GIVEN EXERCISE | Every line that contains the word "title" should be copied out.

DATASET |
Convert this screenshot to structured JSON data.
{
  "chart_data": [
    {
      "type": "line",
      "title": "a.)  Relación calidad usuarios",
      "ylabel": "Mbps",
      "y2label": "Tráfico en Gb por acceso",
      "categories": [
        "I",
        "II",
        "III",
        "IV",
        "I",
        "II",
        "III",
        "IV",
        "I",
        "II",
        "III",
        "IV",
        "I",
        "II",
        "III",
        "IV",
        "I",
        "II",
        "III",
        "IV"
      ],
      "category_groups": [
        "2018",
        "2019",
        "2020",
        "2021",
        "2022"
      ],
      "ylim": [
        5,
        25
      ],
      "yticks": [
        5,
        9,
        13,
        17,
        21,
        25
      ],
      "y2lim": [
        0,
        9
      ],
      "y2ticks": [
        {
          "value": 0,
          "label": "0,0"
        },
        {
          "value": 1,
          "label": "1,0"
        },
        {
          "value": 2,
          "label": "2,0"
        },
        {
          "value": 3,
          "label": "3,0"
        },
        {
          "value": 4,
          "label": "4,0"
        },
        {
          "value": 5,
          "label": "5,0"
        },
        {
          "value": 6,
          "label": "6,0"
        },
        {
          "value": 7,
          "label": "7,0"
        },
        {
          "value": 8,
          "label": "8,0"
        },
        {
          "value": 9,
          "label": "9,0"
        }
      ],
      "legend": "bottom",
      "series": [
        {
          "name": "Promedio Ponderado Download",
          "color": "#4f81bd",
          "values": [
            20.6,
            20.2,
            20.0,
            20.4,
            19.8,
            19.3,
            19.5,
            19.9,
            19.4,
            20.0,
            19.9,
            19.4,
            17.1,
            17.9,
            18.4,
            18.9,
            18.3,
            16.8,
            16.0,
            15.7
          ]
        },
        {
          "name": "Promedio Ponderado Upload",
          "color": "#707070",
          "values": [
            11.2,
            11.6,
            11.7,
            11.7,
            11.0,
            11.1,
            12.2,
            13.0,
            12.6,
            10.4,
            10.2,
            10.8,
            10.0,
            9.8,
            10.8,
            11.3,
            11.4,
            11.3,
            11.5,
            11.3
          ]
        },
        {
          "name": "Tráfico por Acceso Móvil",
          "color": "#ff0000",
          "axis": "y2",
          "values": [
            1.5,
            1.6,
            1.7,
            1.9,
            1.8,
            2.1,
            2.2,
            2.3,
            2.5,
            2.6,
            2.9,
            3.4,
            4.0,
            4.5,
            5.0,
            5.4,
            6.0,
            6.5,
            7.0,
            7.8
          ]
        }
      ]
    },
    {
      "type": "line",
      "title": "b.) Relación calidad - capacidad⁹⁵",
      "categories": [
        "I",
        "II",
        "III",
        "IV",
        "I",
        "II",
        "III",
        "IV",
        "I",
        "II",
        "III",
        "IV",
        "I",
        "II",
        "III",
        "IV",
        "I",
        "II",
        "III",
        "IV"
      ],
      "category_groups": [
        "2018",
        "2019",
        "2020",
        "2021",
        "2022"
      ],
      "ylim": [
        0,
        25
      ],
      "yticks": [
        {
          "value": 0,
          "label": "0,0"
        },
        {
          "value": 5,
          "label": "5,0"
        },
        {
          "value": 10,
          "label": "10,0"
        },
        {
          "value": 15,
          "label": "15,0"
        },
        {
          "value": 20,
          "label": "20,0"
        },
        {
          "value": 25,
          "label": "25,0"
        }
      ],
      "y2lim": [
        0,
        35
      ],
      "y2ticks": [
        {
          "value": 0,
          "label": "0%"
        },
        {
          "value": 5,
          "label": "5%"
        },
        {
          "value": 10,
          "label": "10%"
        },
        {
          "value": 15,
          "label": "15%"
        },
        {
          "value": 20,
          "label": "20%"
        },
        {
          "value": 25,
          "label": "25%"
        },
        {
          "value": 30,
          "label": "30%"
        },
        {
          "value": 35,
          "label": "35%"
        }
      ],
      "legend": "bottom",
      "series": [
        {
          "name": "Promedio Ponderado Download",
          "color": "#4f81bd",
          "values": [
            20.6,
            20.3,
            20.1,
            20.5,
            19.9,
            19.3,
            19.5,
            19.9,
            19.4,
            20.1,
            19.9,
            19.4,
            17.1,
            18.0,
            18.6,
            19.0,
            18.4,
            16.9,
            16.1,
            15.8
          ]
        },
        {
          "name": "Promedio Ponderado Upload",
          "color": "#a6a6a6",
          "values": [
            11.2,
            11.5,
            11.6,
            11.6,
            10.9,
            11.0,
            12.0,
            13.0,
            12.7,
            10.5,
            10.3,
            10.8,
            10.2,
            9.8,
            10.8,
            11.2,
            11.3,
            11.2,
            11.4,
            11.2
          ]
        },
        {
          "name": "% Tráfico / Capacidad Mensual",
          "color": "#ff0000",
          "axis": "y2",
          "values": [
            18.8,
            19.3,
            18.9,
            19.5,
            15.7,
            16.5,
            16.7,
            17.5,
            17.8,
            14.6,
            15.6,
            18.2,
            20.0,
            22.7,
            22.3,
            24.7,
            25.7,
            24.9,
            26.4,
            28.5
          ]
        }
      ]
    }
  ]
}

--

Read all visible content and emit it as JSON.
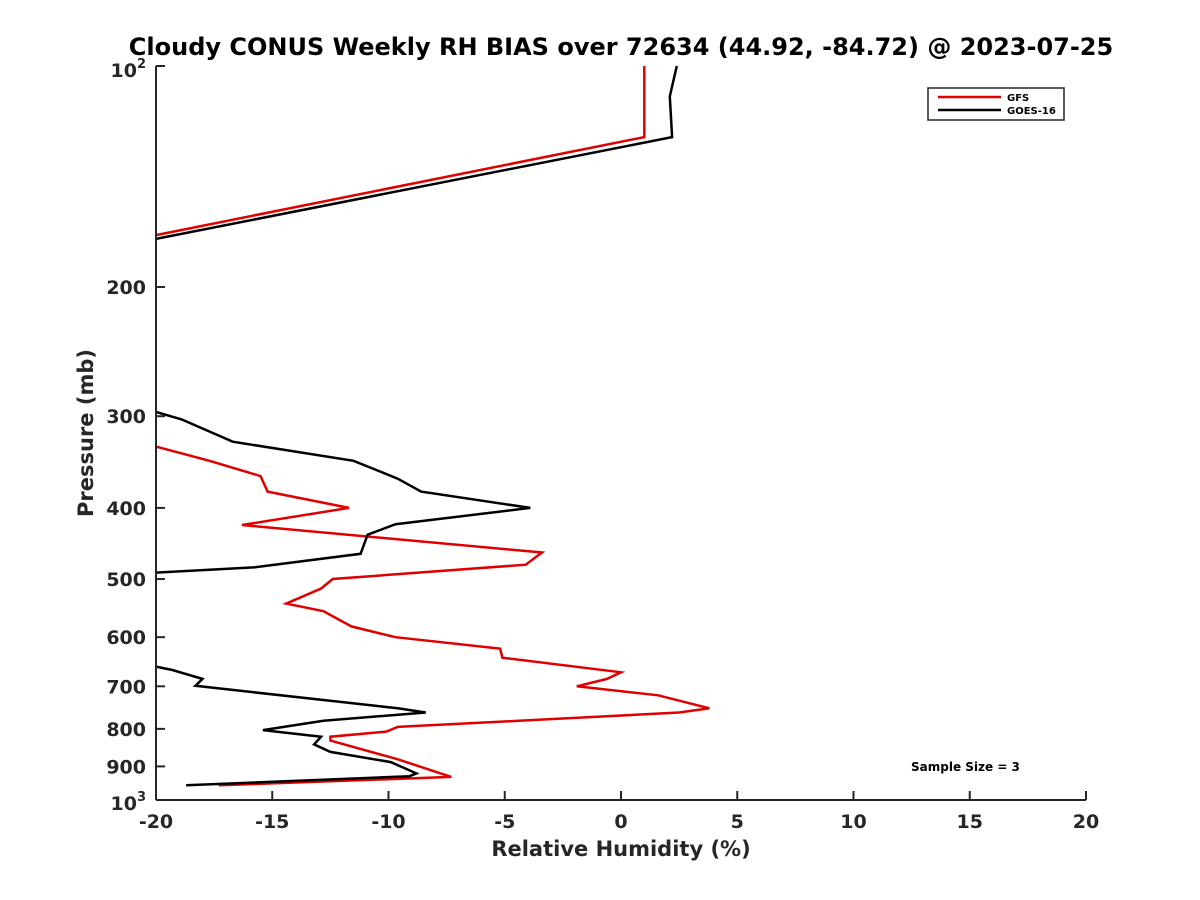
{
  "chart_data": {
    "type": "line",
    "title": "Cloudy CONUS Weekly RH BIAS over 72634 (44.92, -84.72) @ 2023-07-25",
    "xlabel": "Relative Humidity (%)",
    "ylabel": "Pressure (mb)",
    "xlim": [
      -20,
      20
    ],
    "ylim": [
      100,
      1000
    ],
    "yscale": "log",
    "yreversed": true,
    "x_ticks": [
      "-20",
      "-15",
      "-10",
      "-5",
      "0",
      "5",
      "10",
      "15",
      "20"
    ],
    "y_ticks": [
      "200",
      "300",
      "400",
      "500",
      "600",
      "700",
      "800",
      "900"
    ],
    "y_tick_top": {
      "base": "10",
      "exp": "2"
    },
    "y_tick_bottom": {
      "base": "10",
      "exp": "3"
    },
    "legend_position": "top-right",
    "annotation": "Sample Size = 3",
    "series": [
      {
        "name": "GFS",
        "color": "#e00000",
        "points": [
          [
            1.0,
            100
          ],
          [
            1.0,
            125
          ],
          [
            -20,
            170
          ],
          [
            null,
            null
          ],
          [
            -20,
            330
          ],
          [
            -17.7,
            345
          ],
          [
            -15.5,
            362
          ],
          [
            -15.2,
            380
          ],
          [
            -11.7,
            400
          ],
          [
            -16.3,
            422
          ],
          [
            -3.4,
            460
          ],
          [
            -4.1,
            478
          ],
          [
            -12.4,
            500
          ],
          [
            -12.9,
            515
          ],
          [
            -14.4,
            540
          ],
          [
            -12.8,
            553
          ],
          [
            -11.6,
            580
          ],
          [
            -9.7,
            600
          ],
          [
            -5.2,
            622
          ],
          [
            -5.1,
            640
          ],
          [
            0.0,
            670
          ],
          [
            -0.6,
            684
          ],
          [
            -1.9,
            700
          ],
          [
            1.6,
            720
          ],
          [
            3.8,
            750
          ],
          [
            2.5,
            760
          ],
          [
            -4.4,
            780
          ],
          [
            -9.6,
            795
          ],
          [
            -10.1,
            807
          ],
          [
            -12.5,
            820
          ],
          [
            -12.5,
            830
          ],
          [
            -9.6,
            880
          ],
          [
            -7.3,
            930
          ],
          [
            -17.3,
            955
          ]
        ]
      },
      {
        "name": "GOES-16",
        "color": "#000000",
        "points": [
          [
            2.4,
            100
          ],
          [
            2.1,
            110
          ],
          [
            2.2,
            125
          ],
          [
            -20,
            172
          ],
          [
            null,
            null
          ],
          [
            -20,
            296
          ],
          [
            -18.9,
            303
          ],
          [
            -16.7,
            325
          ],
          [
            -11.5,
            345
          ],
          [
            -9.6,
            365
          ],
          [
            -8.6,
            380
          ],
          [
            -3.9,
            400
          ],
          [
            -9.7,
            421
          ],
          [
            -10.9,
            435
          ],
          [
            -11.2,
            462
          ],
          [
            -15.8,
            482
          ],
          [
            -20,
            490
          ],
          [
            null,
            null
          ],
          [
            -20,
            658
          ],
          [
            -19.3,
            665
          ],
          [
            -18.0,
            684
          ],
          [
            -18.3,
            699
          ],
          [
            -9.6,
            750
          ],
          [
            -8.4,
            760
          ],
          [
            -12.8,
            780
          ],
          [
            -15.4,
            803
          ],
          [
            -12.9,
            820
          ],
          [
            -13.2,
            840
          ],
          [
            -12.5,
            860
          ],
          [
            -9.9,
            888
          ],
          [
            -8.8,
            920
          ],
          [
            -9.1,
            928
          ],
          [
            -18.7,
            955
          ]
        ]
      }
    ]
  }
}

OUTPUT BELOW |
      "title": "a.)  Relación calidad usuarios",
      "title": "b.) Relación calidad - capacidad⁹⁵",
    "title": "Cloudy CONUS Weekly RH BIAS over 72634 (44.92, -84.72) @ 2023-07-25",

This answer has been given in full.